**What you will do:**
1. Answer these from the scraper-validation skill page:
(a) Which option makes the validator treat warnings as errors?
(b) Which coordinate pair is flagged as a common scraping error?
(c) How many specific errors or warnings does the quality report list?
2. Carry on the scraper-validation skill page from the point where it stops.

**Passage:**
[Start of section]

AgentSkillsCN

validate-output

对爬取的店铺数据进行数据质量校验

SKILL.md
--- frontmatter
name: validate-output
description: Run data quality validation on scraped store data
disable-model-invocation: true

Validate Scraper Output

Validates scraped store data for quality issues using the project's validation utilities.

Usage

CommandDescription
/validate-output verizonValidate Verizon store data
/validate-output allValidate all retailers
/validate-output target --strictStrict mode (treat warnings as errors)

What Gets Validated

Required Fields (errors if missing)

  • store_id - Unique store identifier
  • name - Store name
  • street_address - Street address
  • city - City name
  • state - State code (2 letters for US)

Recommended Fields (warnings if missing)

  • latitude / longitude - Geographic coordinates
  • phone - Contact phone number
  • url - Store page URL

Additional Checks

  • Coordinates within valid bounds (-90 to 90 lat, -180 to 180 lon)
  • Not (0,0) coordinates (common scraping error)
  • Duplicate store_id detection
  • Empty string vs null field values

Execution Steps

  1. Load store data from data/{retailer}/output/stores_latest.json
  2. Run validate_stores_batch() from src/shared/utils.py
  3. Generate quality report with:
    • Total stores and valid count
    • Field completeness percentages
    • List of specific errors/warnings (first 10)
    • Critical issues requiring attention

Example Output

code
=== Validation Report: verizon ===
Total stores: 1,247
Valid stores: 1,189 (95.3%)

[End of section]

**Entries supplied:**
[Start of section]

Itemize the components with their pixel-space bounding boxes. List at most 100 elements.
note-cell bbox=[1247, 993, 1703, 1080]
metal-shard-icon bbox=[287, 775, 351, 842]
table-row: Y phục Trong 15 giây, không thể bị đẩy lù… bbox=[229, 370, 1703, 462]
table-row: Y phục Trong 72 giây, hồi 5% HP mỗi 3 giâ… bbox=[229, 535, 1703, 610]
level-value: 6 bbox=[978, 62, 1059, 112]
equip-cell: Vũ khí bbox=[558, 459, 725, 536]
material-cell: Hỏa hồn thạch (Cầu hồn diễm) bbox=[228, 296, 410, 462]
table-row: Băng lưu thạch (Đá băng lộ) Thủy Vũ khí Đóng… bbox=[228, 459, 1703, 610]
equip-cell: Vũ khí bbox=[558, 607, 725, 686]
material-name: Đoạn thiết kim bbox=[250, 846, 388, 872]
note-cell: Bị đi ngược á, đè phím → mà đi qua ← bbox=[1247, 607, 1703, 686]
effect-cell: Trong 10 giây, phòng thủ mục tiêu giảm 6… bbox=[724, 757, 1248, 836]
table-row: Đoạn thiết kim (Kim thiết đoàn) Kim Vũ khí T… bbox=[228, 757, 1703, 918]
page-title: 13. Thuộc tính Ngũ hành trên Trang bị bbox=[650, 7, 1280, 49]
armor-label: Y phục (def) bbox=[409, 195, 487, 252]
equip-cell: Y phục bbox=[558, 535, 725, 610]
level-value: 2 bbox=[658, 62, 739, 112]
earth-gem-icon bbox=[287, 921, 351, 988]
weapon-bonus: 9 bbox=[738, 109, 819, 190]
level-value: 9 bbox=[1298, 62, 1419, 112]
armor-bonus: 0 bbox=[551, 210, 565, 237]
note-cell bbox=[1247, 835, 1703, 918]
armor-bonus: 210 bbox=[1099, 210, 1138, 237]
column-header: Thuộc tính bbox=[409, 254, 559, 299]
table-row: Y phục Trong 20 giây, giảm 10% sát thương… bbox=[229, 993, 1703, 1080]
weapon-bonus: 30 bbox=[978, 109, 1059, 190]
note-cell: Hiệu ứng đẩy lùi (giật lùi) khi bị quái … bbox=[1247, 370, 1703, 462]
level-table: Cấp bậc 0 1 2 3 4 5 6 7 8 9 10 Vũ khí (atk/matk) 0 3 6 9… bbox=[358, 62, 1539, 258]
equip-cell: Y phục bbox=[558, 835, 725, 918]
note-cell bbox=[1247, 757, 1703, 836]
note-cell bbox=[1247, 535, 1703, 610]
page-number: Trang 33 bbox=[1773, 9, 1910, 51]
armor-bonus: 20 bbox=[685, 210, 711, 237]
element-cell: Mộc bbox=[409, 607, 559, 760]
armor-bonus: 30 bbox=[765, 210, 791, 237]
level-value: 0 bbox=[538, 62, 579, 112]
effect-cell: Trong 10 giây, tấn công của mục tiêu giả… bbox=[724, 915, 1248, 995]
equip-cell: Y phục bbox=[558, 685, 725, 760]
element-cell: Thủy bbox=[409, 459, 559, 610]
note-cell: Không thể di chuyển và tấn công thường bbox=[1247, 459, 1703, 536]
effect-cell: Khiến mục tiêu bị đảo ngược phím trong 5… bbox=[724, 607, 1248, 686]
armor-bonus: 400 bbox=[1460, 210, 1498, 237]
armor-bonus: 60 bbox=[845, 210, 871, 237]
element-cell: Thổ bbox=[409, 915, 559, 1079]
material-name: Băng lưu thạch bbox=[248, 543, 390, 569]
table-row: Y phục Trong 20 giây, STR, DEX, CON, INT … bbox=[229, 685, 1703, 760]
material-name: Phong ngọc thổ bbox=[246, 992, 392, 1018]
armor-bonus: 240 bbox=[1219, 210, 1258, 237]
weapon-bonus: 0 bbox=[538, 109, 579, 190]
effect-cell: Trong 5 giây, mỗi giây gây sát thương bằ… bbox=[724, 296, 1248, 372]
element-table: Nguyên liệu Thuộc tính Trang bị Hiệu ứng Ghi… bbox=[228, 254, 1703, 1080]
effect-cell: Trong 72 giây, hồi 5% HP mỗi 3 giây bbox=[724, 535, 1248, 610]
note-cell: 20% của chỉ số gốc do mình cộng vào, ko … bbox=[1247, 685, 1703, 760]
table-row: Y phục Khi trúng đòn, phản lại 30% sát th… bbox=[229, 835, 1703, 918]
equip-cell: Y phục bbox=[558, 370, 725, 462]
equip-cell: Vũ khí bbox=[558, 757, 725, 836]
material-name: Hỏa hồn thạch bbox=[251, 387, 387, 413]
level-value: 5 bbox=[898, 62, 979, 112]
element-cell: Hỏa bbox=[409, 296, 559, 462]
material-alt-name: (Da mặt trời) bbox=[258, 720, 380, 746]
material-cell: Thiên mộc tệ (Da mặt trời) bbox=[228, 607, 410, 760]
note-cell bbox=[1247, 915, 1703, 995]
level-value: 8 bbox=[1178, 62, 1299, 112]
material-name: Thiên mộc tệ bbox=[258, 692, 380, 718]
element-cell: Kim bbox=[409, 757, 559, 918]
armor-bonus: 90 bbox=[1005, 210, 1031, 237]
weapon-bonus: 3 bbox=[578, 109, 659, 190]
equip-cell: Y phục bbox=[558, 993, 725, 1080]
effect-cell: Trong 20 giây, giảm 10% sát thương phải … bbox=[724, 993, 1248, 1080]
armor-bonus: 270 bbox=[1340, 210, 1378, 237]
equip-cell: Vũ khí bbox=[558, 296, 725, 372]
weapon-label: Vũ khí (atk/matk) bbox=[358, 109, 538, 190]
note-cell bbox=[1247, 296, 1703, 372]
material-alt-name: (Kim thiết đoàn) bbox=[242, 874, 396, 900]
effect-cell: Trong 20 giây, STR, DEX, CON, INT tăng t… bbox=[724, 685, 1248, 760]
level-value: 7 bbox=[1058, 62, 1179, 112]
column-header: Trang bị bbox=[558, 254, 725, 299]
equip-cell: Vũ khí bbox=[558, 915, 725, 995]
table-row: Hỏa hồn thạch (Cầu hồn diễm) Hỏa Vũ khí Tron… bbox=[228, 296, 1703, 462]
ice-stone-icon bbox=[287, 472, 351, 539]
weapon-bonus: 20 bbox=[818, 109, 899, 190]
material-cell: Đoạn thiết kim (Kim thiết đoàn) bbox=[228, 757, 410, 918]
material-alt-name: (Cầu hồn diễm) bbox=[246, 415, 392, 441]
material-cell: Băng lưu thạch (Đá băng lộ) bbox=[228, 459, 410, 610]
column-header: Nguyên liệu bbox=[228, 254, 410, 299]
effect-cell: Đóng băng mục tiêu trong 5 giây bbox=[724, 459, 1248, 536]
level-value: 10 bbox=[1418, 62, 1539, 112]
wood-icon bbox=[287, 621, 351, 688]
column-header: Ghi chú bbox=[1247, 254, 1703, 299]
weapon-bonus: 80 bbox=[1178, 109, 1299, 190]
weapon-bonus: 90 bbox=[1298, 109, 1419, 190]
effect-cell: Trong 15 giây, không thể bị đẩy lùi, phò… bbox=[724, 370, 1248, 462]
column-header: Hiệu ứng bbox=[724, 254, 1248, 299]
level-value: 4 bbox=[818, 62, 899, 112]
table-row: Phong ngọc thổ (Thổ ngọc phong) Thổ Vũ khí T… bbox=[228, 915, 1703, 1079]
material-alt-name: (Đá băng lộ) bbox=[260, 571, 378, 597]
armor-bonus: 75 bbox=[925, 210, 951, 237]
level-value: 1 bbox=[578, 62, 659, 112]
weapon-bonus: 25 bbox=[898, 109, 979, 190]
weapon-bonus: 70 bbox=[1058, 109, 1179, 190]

[End of section]

**Your responses:**
1.
(a) --strict
(b) (0,0)
(c) The first 10

2.
Field Completeness:
  store_id:       100.0%
  name:           100.0%
  street_address: 100.0%
  city:           100.0%
  state:          100.0%
  latitude:        98.2%
  longitude:       98.2%
  phone:           87.4%

Issues Found:
  - ERROR: Store 'VZW-1234' missing latitude/longitude
  - WARNING: Store 'VZW-5678' has coordinates (0.0, 0.0)
  ... (22 more issues)

Implementation

python
import json
from pathlib import Path
from src.shared.utils import validate_stores_batch

# Load data
data_path = Path(f"data/{retailer}/output/stores_latest.json")
with open(data_path) as f:
    stores = json.load(f)

# Validate
summary = validate_stores_batch(stores, strict=strict_mode, log_issues=True)

# Report completeness
fields = ['store_id', 'name', 'street_address', 'city', 'state', 'latitude', 'longitude', 'phone', 'url']
for field in fields:
    present = sum(1 for s in stores if s.get(field))
    pct = (present / len(stores)) * 100
    print(f"  {field}: {pct:.1f}%")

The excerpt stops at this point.